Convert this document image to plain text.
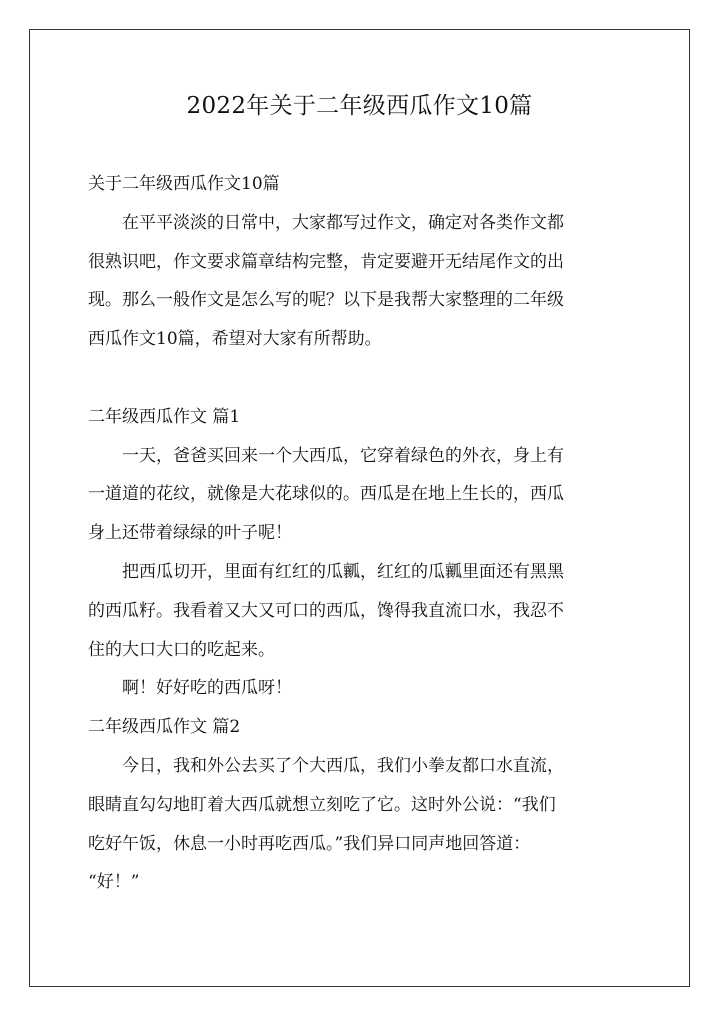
2022年关于二年级西瓜作文10篇
关于二年级西瓜作文10篇
在平平淡淡的日常中，大家都写过作文，确定对各类作文都
很熟识吧，作文要求篇章结构完整，肯定要避开无结尾作文的出
现。那么一般作文是怎么写的呢？以下是我帮大家整理的二年级
西瓜作文10篇，希望对大家有所帮助。
二年级西瓜作文 篇1
一天，爸爸买回来一个大西瓜，它穿着绿色的外衣，身上有
一道道的花纹，就像是大花球似的。西瓜是在地上生长的，西瓜
身上还带着绿绿的叶子呢！
把西瓜切开，里面有红红的瓜瓤，红红的瓜瓤里面还有黑黑
的西瓜籽。我看着又大又可口的西瓜，馋得我直流口水，我忍不
住的大口大口的吃起来。
啊！好好吃的西瓜呀！
二年级西瓜作文 篇2
今日，我和外公去买了个大西瓜，我们小拳友都口水直流，
眼睛直勾勾地盯着大西瓜就想立刻吃了它。这时外公说：“我们
吃好午饭，休息一小时再吃西瓜。”我们异口同声地回答道：
“好！”
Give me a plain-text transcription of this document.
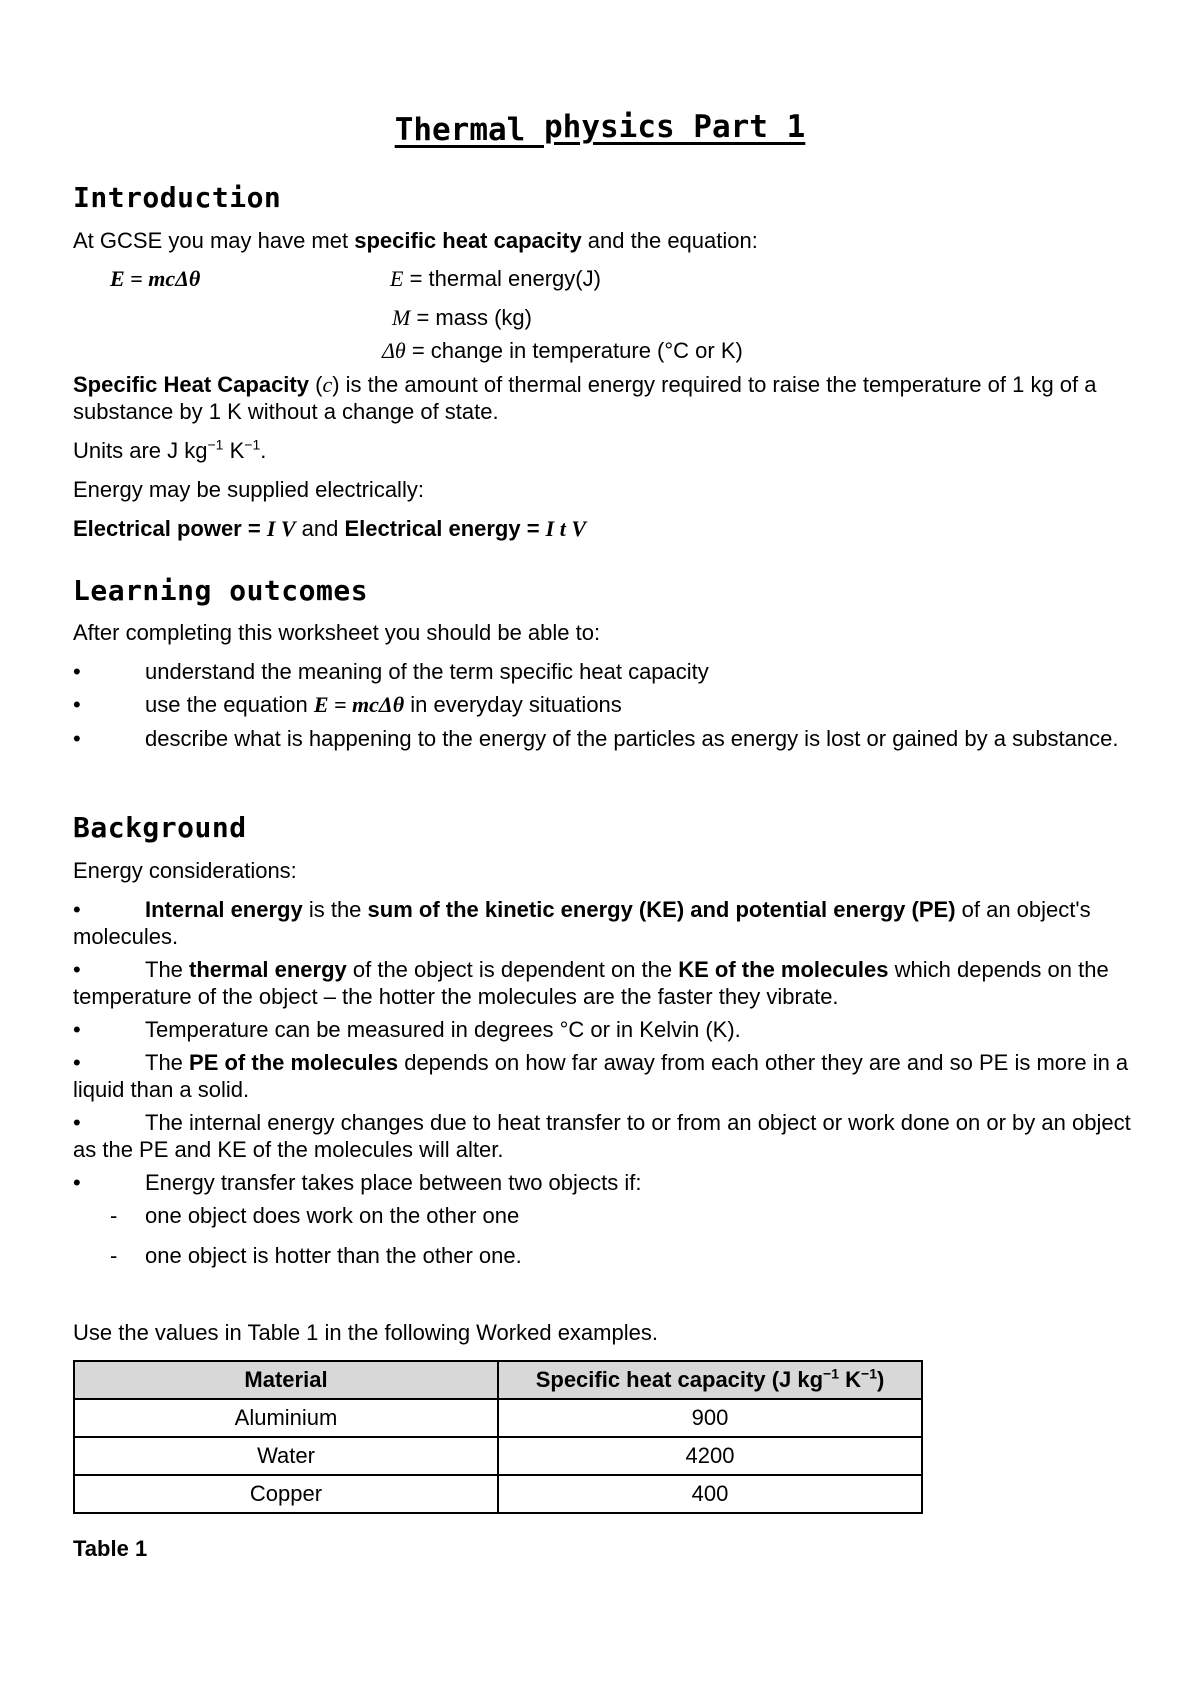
Thermal physics Part 1
Introduction
At GCSE you may have met specific heat capacity and the equation:
E = mcΔθ	E = thermal energy(J)
M = mass (kg)
Δθ = change in temperature (°C or K)
Specific Heat Capacity (c) is the amount of thermal energy required to raise the temperature of 1 kg of a substance by 1 K without a change of state.
Units are J $kg^{-1}$ $K^{-1}$.
Energy may be supplied electrically:
Electrical power = I V and Electrical energy = I t V
Learning outcomes
After completing this worksheet you should be able to:
•	understand the meaning of the term specific heat capacity
•	use the equation E = mcΔθ in everyday situations
• describe what is happening to the energy of the particles as energy is lost or gained by a substance.
Background
Energy considerations:
• Internal energy is the sum of the kinetic energy (KE) and potential energy (PE) of an object's molecules.
• The thermal energy of the object is dependent on the KE of the molecules which depends on the temperature of the object – the hotter the molecules are the faster they vibrate.
• Temperature can be measured in degrees °C or in Kelvin (K).
• The PE of the molecules depends on how far away from each other they are and so PE is more in a liquid than a solid.
• The internal energy changes due to heat transfer to or from an object or work done on or by an object as the PE and KE of the molecules will alter.
• Energy transfer takes place between two objects if:
- one object does work on the other one
- one object is hotter than the other one.
Use the values in Table 1 in the following Worked examples.
Material	Specific heat capacity (J $kg^{-1}$ $K^{-1}$)
Aluminium	900
Water	4200
Copper	400
Table 1
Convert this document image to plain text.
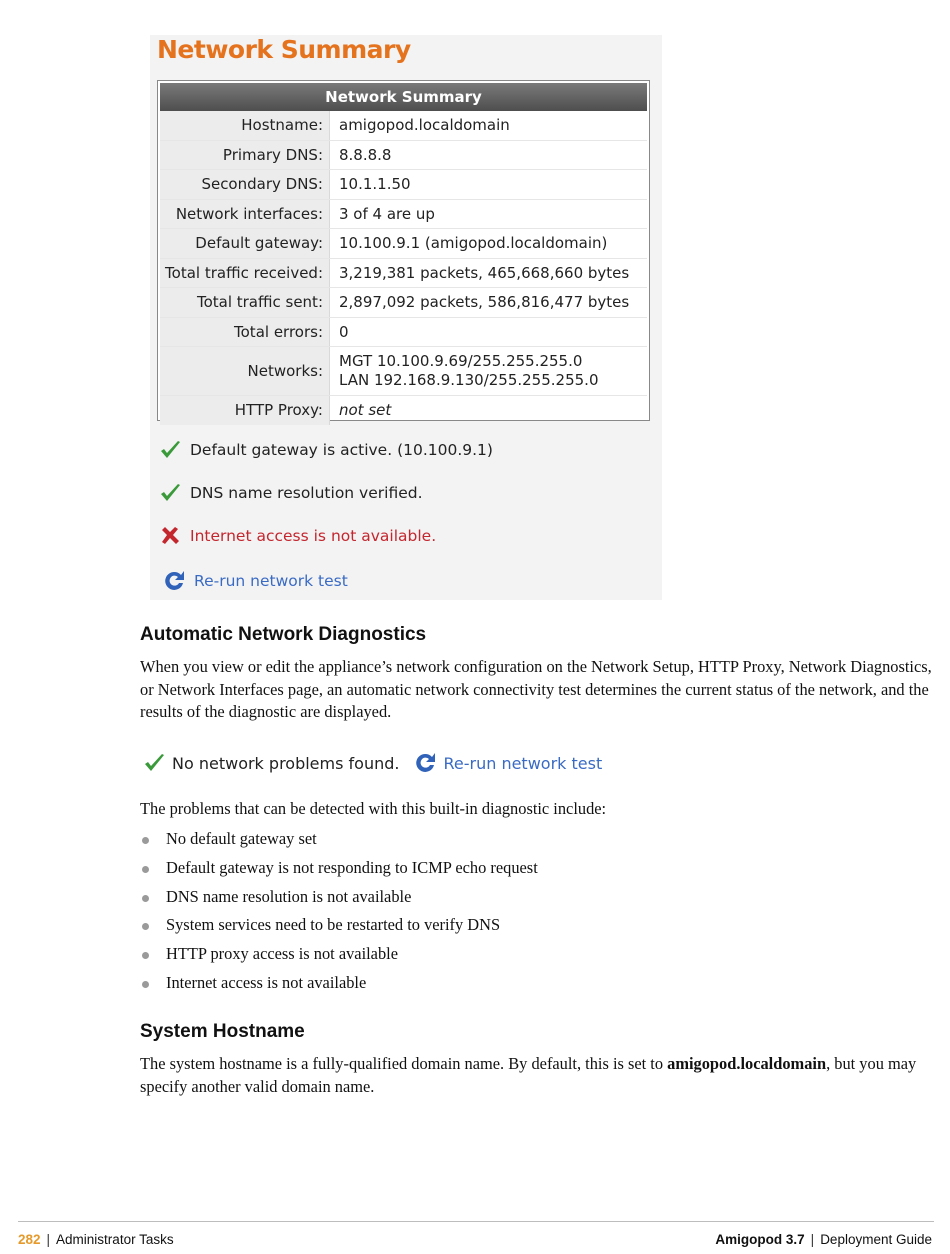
Network Summary
Network Summary
Hostname:	amigopod.localdomain
Primary DNS:	8.8.8.8
Secondary DNS:	10.1.1.50
Network interfaces:	3 of 4 are up
Default gateway:	10.100.9.1 (amigopod.localdomain)
Total traffic received:	3,219,381 packets, 465,668,660 bytes
Total traffic sent:	2,897,092 packets, 586,816,477 bytes
Total errors:	0
Networks:
MGT 10.100.9.69/255.255.255.0
LAN 192.168.9.130/255.255.255.0
HTTP Proxy:	not set
Default gateway is active. (10.100.9.1)
DNS name resolution verified.
Internet access is not available.
Re-run network test
Automatic Network Diagnostics
When you view or edit the appliance’s network configuration on the Network Setup, HTTP Proxy, Network Diagnostics, or Network Interfaces page, an automatic network connectivity test determines the current status of the network, and the results of the diagnostic are displayed.
No network problems found.	Re-run network test
The problems that can be detected with this built-in diagnostic include:
No default gateway set
Default gateway is not responding to ICMP echo request
DNS name resolution is not available
System services need to be restarted to verify DNS
HTTP proxy access is not available
Internet access is not available
System Hostname
The system hostname is a fully-qualified domain name. By default, this is set to amigopod.localdomain, but you may specify another valid domain name.
282 | Administrator Tasks	Amigopod 3.7 | Deployment Guide
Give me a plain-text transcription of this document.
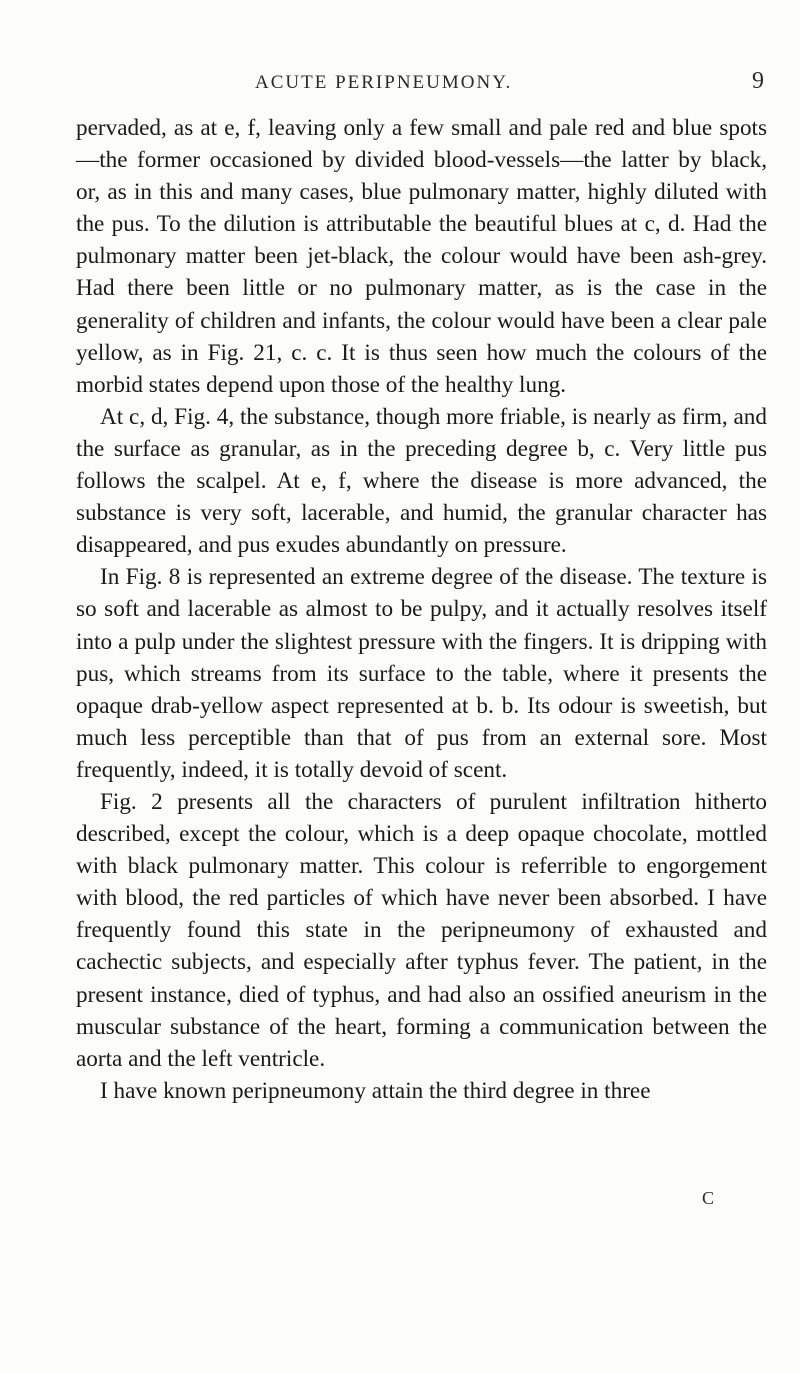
ACUTE PERIPNEUMONY.	9

pervaded, as at e, f, leaving only a few small and pale red and blue spots—the former occasioned by divided blood-vessels—the latter by black, or, as in this and many cases, blue pulmonary matter, highly diluted with the pus. To the dilution is attributable the beautiful blues at c, d. Had the pulmonary matter been jet-black, the colour would have been ash-grey. Had there been little or no pulmonary matter, as is the case in the generality of children and infants, the colour would have been a clear pale yellow, as in Fig. 21, c. c. It is thus seen how much the colours of the morbid states depend upon those of the healthy lung.

At c, d, Fig. 4, the substance, though more friable, is nearly as firm, and the surface as granular, as in the preceding degree b, c. Very little pus follows the scalpel. At e, f, where the disease is more advanced, the substance is very soft, lacerable, and humid, the granular character has disappeared, and pus exudes abundantly on pressure.

In Fig. 8 is represented an extreme degree of the disease. The texture is so soft and lacerable as almost to be pulpy, and it actually resolves itself into a pulp under the slightest pressure with the fingers. It is dripping with pus, which streams from its surface to the table, where it presents the opaque drab-yellow aspect represented at b. b. Its odour is sweetish, but much less perceptible than that of pus from an external sore. Most frequently, indeed, it is totally devoid of scent.

Fig. 2 presents all the characters of purulent infiltration hitherto described, except the colour, which is a deep opaque chocolate, mottled with black pulmonary matter. This colour is referrible to engorgement with blood, the red particles of which have never been absorbed. I have frequently found this state in the peripneumony of exhausted and cachectic subjects, and especially after typhus fever. The patient, in the present instance, died of typhus, and had also an ossified aneurism in the muscular substance of the heart, forming a communication between the aorta and the left ventricle.

I have known peripneumony attain the third degree in three

C
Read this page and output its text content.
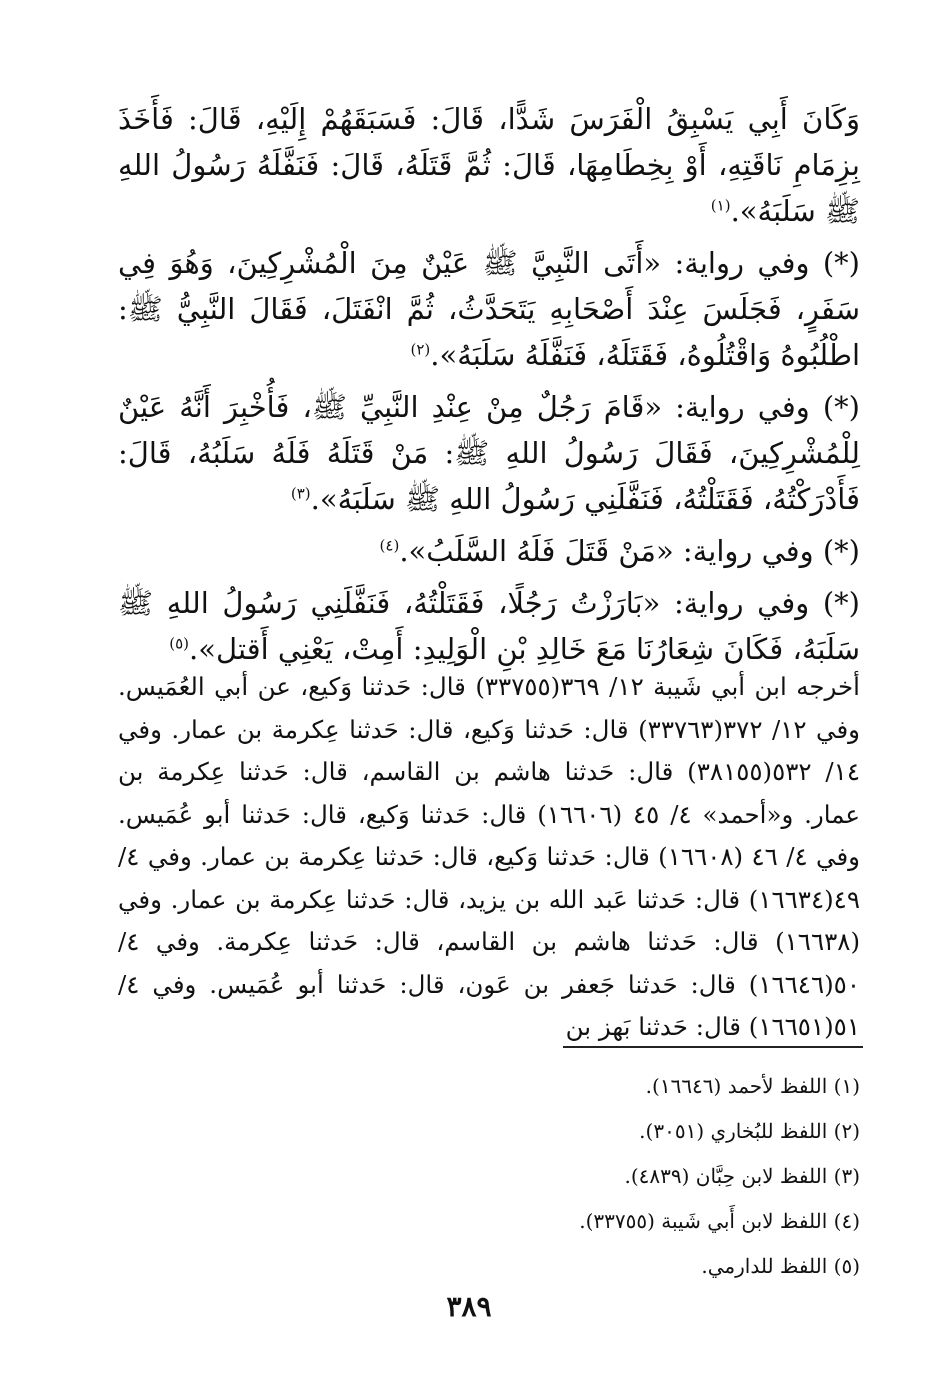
وَكَانَ أَبِي يَسْبِقُ الْفَرَسَ شَدًّا، قَالَ: فَسَبَقَهُمْ إِلَيْهِ، قَالَ: فَأَخَذَ بِزِمَامِ نَاقَتِهِ، أَوْ بِخِطَامِهَا، قَالَ: ثُمَّ قَتَلَهُ، قَالَ: فَنَفَّلَهُ رَسُولُ اللهِ ﷺ سَلَبَهُ».$^{(١)}$

(*) وفي رواية: «أَتَى النَّبِيَّ ﷺ عَيْنٌ مِنَ الْمُشْرِكِينَ، وَهُوَ فِي سَفَرٍ، فَجَلَسَ عِنْدَ أَصْحَابِهِ يَتَحَدَّثُ، ثُمَّ انْفَتَلَ، فَقَالَ النَّبِيُّ ﷺ: اطْلُبُوهُ وَاقْتُلُوهُ، فَقَتَلَهُ، فَنَفَّلَهُ سَلَبَهُ».$^{(٢)}$

(*) وفي رواية: «قَامَ رَجُلٌ مِنْ عِنْدِ النَّبِيِّ ﷺ، فَأُخْبِرَ أَنَّهُ عَيْنٌ لِلْمُشْرِكِينَ، فَقَالَ رَسُولُ اللهِ ﷺ: مَنْ قَتَلَهُ فَلَهُ سَلَبُهُ، قَالَ: فَأَدْرَكْتُهُ، فَقَتَلْتُهُ، فَنَفَّلَنِي رَسُولُ اللهِ ﷺ سَلَبَهُ».$^{(٣)}$

(*) وفي رواية: «مَنْ قَتَلَ فَلَهُ السَّلَبُ».$^{(٤)}$

(*) وفي رواية: «بَارَزْتُ رَجُلًا، فَقَتَلْتُهُ، فَنَفَّلَنِي رَسُولُ اللهِ ﷺ سَلَبَهُ، فَكَانَ شِعَارُنَا مَعَ خَالِدِ بْنِ الْوَلِيدِ: أَمِتْ، يَعْنِي أَقتل».$^{(٥)}$

أخرجه ابن أبي شَيبة ١٢/ ٣٦٩(٣٣٧٥٥) قال: حَدثنا وَكيع، عن أبي العُمَيس. وفي ١٢/ ٣٧٢(٣٣٧٦٣) قال: حَدثنا وَكيع، قال: حَدثنا عِكرمة بن عمار. وفي ١٤/ ٥٣٢(٣٨١٥٥) قال: حَدثنا هاشم بن القاسم، قال: حَدثنا عِكرمة بن عمار. و«أحمد» ٤/ ٤٥ (١٦٦٠٦) قال: حَدثنا وَكيع، قال: حَدثنا أبو عُمَيس. وفي ٤/ ٤٦ (١٦٦٠٨) قال: حَدثنا وَكيع، قال: حَدثنا عِكرمة بن عمار. وفي ٤/ ٤٩(١٦٦٣٤) قال: حَدثنا عَبد الله بن يزيد، قال: حَدثنا عِكرمة بن عمار. وفي (١٦٦٣٨) قال: حَدثنا هاشم بن القاسم، قال: حَدثنا عِكرمة. وفي ٤/ ٥٠(١٦٦٤٦) قال: حَدثنا جَعفر بن عَون، قال: حَدثنا أبو عُمَيس. وفي ٤/ ٥١(١٦٦٥١) قال: حَدثنا بَهز بن

(١) اللفظ لأحمد (١٦٦٤٦).
(٢) اللفظ للبُخاري (٣٠٥١).
(٣) اللفظ لابن حِبَّان (٤٨٣٩).
(٤) اللفظ لابن أَبي شَيبة (٣٣٧٥٥).
(٥) اللفظ للدارمي.
٣٨٩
********
> [Aim]: All lines above with "Internet" in them should be returned.

> [Finished task]:
Internet access is not available.
Internet access is not available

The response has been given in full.